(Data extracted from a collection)
========================

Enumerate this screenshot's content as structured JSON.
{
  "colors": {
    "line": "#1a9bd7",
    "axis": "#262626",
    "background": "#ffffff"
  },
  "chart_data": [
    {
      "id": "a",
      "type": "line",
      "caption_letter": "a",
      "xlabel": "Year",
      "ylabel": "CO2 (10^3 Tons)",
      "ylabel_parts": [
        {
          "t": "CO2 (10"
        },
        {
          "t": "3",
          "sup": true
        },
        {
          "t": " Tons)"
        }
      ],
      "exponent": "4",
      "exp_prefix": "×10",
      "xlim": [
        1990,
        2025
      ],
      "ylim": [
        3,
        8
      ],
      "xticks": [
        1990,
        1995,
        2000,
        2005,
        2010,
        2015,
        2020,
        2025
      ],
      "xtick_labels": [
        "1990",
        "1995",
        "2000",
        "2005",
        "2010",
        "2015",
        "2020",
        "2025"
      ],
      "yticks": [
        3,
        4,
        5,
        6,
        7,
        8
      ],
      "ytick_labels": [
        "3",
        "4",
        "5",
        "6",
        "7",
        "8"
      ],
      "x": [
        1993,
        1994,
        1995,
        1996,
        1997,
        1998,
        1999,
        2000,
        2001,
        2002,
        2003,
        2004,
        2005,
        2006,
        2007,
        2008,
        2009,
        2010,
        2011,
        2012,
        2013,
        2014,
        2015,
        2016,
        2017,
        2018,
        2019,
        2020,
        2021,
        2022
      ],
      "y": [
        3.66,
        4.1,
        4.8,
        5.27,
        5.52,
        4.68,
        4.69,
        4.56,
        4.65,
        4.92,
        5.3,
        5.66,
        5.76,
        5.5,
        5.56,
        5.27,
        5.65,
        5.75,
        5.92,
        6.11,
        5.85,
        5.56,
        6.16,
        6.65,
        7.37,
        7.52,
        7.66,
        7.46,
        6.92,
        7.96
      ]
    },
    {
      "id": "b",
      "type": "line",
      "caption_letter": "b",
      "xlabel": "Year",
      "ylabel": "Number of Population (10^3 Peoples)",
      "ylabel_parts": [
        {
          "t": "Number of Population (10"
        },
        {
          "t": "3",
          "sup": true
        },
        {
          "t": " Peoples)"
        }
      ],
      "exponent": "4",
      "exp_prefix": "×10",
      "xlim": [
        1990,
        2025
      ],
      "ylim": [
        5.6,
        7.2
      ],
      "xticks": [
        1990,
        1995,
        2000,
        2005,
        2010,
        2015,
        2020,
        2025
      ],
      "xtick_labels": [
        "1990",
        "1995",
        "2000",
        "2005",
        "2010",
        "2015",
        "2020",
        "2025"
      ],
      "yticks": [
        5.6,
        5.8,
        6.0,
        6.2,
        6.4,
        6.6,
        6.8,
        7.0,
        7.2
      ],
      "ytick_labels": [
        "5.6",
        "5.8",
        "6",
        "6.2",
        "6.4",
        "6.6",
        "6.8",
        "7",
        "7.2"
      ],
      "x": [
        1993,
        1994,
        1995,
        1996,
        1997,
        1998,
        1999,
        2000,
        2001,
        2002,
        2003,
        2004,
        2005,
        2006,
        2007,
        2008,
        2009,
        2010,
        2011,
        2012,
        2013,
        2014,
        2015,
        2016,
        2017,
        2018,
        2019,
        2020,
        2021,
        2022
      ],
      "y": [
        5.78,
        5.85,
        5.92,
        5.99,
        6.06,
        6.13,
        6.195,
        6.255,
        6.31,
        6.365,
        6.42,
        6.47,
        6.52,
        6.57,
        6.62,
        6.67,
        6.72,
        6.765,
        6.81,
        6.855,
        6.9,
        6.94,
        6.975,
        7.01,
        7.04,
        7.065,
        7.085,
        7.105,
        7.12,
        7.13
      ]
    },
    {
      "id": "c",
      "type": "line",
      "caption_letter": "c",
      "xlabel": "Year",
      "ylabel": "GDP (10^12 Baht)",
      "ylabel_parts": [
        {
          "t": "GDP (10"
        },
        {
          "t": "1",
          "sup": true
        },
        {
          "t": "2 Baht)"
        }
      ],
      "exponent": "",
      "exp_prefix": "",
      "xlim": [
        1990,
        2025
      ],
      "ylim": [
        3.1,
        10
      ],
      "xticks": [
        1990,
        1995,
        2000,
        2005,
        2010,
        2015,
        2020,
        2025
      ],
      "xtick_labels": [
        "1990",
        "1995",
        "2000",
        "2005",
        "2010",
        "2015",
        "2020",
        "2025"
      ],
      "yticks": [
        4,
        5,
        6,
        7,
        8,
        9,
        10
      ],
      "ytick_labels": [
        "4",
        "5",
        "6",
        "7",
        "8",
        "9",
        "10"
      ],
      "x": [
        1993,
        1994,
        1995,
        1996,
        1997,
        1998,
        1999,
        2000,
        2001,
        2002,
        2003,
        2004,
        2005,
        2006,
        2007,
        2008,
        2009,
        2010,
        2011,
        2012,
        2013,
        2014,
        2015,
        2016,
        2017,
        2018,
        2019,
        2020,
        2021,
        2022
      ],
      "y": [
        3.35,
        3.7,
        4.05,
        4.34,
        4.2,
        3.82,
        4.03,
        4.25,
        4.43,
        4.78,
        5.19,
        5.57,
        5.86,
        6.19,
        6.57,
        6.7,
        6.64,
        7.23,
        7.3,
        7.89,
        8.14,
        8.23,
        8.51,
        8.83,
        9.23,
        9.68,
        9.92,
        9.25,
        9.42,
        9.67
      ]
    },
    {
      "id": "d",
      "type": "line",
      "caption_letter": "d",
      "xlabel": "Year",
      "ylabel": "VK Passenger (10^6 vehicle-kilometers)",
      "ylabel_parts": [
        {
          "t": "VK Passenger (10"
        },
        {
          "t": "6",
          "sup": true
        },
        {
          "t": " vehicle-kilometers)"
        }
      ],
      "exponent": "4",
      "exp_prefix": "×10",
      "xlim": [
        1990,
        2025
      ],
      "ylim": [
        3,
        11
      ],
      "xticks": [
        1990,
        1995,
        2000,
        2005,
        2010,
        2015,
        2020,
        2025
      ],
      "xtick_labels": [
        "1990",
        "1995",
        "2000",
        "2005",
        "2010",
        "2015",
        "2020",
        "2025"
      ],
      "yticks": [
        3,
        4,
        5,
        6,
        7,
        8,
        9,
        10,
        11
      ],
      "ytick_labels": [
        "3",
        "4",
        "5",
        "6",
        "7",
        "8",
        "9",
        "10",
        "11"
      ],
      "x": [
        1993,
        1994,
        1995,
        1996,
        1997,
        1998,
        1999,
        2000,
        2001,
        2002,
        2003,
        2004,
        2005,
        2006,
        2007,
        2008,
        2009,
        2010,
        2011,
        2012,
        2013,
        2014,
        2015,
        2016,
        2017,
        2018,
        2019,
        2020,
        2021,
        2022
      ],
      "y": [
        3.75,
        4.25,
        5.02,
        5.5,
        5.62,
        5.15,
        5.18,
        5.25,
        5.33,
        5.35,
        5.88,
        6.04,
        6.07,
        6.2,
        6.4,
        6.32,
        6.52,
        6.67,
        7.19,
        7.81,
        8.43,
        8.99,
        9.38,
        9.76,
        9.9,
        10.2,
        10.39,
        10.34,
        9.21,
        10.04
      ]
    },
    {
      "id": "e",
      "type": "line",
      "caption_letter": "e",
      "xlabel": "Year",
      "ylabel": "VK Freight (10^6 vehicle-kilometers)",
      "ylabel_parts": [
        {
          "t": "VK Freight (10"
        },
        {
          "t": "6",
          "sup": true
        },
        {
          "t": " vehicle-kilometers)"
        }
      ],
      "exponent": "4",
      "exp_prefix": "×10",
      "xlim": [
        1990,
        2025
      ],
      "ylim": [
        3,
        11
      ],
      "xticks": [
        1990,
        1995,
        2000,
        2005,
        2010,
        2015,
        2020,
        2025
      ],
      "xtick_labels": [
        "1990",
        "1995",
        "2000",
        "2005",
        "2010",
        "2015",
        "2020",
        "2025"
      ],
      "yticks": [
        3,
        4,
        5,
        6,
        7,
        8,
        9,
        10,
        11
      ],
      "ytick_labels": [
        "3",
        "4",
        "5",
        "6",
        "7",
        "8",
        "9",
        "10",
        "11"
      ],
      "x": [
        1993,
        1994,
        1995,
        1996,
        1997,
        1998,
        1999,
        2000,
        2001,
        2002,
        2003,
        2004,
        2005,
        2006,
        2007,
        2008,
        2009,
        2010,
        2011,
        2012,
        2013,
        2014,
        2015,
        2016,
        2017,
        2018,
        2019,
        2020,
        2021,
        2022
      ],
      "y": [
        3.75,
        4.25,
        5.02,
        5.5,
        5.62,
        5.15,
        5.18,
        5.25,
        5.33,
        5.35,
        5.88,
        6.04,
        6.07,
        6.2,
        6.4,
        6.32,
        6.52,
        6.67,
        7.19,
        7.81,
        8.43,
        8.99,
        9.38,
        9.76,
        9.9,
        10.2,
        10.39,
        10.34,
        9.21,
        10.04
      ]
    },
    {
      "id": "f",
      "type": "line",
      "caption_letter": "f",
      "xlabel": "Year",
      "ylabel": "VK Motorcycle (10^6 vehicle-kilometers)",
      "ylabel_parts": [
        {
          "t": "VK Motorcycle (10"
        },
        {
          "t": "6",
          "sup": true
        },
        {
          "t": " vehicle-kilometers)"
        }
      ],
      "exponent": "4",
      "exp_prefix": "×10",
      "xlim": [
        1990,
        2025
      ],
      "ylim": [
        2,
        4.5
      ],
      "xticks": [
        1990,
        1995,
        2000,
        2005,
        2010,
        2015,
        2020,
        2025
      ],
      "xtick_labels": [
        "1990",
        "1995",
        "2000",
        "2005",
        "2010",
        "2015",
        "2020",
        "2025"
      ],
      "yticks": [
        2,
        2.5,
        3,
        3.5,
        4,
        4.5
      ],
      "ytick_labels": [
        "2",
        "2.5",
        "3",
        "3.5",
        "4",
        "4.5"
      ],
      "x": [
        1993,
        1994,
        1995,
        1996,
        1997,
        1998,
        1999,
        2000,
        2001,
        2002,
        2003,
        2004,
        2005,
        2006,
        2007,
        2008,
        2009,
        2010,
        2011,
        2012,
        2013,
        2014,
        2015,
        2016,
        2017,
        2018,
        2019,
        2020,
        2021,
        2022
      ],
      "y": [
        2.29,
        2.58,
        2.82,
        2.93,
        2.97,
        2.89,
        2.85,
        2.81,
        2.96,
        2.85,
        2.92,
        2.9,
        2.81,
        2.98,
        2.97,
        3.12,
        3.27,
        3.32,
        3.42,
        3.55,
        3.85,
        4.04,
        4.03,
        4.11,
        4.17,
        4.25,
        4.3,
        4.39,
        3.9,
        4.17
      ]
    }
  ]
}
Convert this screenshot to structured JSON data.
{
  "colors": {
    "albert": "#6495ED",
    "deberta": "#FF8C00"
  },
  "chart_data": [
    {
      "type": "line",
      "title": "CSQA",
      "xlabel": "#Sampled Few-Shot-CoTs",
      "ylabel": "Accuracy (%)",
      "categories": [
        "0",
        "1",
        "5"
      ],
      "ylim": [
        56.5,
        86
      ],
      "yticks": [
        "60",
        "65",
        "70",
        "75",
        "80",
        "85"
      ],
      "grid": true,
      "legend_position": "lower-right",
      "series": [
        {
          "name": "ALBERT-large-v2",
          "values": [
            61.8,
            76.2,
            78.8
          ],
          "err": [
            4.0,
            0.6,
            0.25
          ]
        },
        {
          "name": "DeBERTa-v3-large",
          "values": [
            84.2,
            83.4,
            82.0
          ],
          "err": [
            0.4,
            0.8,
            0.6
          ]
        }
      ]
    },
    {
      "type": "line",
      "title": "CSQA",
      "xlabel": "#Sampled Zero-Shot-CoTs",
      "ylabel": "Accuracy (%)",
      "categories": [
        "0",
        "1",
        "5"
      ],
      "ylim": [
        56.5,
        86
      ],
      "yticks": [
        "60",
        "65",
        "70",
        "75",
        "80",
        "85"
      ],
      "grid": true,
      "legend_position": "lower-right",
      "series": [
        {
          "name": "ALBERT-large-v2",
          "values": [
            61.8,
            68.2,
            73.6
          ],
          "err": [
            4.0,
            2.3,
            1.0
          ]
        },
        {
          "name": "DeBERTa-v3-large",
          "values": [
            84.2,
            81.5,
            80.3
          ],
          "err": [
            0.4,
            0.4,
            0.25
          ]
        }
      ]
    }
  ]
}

========================

▸ Instruction
Count every line bearing the word "JSON"; report the total only.

▸ Final result
2